_WHAT YOU SHOULD DO:_
Each entry in the listing below should be restated word for word.

┏━━

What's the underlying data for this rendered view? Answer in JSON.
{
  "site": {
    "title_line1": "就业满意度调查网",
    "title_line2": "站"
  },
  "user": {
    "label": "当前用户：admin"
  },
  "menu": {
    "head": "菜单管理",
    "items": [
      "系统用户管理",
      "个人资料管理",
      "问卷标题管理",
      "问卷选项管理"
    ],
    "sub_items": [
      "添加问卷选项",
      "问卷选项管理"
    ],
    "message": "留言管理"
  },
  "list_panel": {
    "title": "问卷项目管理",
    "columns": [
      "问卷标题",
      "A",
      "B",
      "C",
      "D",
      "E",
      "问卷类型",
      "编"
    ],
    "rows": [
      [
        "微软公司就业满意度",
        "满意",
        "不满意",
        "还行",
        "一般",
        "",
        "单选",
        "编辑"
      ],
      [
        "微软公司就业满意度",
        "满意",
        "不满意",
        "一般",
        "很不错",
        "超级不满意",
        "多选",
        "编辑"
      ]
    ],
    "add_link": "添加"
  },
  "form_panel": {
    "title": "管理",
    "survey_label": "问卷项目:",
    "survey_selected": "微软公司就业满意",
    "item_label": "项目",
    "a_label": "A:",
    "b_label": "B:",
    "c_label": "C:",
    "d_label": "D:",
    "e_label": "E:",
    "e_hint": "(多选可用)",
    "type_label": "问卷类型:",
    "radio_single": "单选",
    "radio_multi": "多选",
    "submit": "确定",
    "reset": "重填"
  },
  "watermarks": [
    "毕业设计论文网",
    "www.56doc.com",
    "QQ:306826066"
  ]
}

┗━━

_THE REPLY:_
What's the underlying data for this rendered view? Answer in JSON.
{
  "site": {
    "title_line1": "就业满意度调查网",
    "title_line2": "站"
  },
  "user": {
    "label": "当前用户：admin"
  },
  "menu": {
    "head": "菜单管理",
    "items": [
      "系统用户管理",
      "个人资料管理",
      "问卷标题管理",
      "问卷选项管理"
    ],
    "sub_items": [
      "添加问卷选项",
      "问卷选项管理"
    ],
    "message": "留言管理"
  },
  "list_panel": {
    "title": "问卷项目管理",
    "columns": [
      "问卷标题",
      "A",
      "B",
      "C",
      "D",
      "E",
      "问卷类型",
      "编"
    ],
    "rows": [
      [
        "微软公司就业满意度",
        "满意",
        "不满意",
        "还行",
        "一般",
        "",
        "单选",
        "编辑"
      ],
      [
        "微软公司就业满意度",
        "满意",
        "不满意",
        "一般",
        "很不错",
        "超级不满意",
        "多选",
        "编辑"
      ]
    ],
    "add_link": "添加"
  },
  "form_panel": {
    "title": "管理",
    "survey_label": "问卷项目:",
    "survey_selected": "微软公司就业满意",
    "item_label": "项目",
    "a_label": "A:",
    "b_label": "B:",
    "c_label": "C:",
    "d_label": "D:",
    "e_label": "E:",
    "e_hint": "(多选可用)",
    "type_label": "问卷类型:",
    "radio_single": "单选",
    "radio_multi": "多选",
    "submit": "确定",
    "reset": "重填"
  },
  "watermarks": [
    "毕业设计论文网",
    "www.56doc.com",
    "QQ:306826066"
  ]
}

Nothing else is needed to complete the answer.